Gather from the material every line that contains the string "FFFFFF".

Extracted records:
:::

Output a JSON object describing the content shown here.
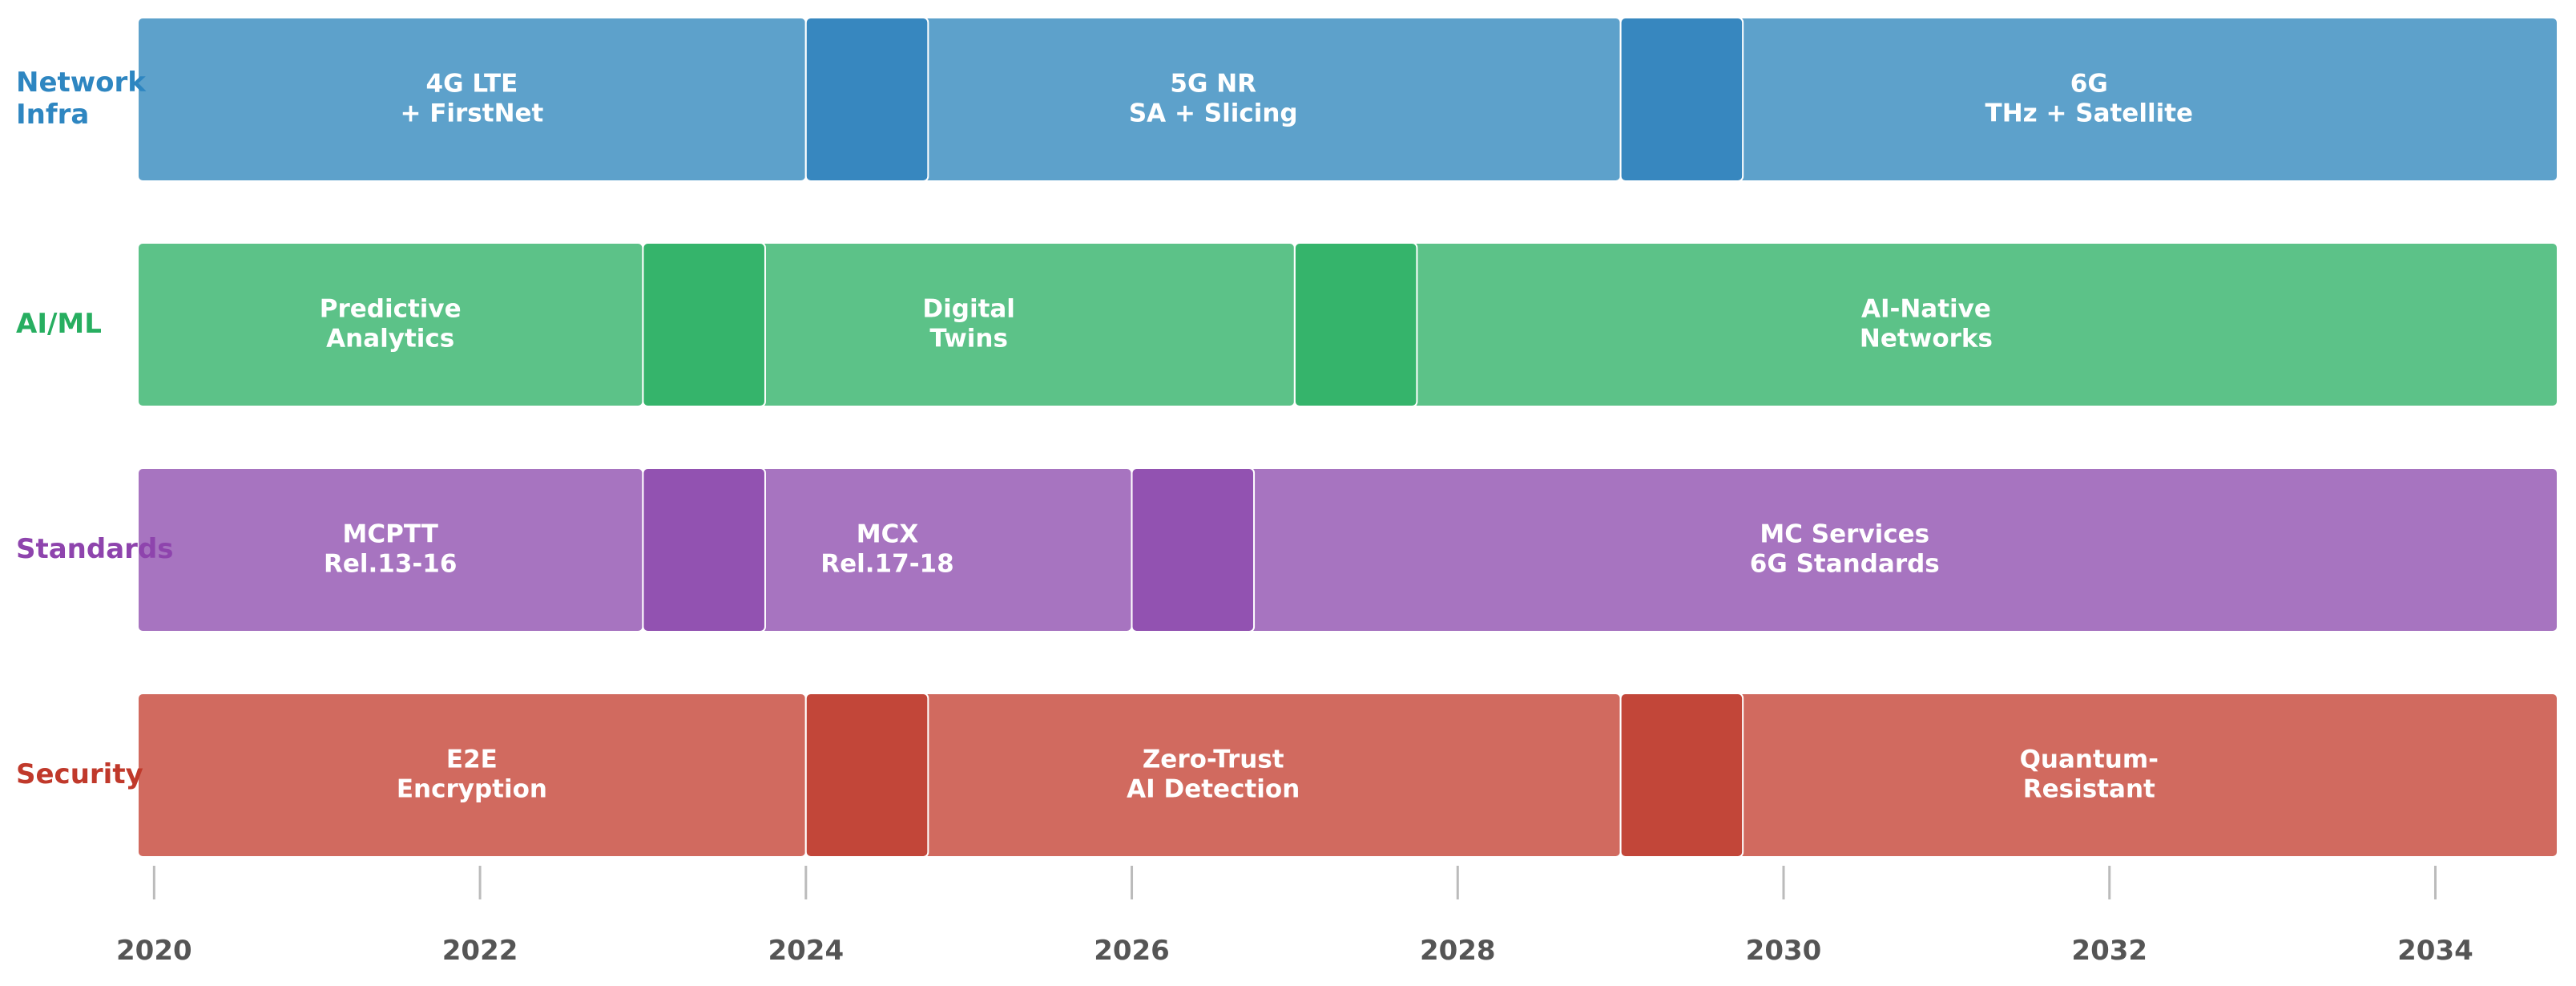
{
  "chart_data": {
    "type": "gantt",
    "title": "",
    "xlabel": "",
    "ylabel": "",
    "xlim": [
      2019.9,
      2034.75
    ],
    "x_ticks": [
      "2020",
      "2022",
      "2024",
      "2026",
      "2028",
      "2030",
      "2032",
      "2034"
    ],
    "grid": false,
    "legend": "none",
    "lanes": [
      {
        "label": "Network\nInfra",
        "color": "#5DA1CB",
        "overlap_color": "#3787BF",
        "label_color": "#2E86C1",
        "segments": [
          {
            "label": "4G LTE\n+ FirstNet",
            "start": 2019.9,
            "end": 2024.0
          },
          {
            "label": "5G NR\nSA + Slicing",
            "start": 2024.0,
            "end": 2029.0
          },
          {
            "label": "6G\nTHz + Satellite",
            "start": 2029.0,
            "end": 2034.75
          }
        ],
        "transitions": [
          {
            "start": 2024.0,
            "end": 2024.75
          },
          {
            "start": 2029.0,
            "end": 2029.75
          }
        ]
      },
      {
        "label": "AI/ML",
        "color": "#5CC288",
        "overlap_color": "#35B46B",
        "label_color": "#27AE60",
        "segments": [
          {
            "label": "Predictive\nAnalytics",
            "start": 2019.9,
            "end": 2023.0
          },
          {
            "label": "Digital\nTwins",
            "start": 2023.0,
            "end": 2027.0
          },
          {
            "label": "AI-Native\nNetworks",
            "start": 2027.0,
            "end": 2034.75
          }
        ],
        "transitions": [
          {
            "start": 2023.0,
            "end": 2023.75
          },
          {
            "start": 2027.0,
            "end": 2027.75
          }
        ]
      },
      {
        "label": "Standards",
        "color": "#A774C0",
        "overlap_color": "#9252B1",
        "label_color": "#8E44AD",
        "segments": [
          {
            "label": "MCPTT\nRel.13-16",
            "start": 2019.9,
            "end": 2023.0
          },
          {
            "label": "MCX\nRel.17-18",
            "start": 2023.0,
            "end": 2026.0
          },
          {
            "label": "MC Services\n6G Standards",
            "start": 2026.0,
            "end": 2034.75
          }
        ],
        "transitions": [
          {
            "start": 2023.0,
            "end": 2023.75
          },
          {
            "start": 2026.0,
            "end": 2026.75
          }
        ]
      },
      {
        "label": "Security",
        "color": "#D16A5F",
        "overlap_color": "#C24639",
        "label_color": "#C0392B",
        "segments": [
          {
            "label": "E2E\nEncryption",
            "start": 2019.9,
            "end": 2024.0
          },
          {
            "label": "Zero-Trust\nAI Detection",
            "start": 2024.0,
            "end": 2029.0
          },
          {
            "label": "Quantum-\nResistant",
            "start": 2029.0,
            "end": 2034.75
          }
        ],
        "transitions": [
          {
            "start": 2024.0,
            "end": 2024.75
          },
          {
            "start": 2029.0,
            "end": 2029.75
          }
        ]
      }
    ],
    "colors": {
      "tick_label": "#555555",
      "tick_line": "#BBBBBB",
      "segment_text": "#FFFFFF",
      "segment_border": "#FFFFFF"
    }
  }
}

:::

-- TASK OUTPUT --
      "segment_text": "#FFFFFF",
      "segment_border": "#FFFFFF"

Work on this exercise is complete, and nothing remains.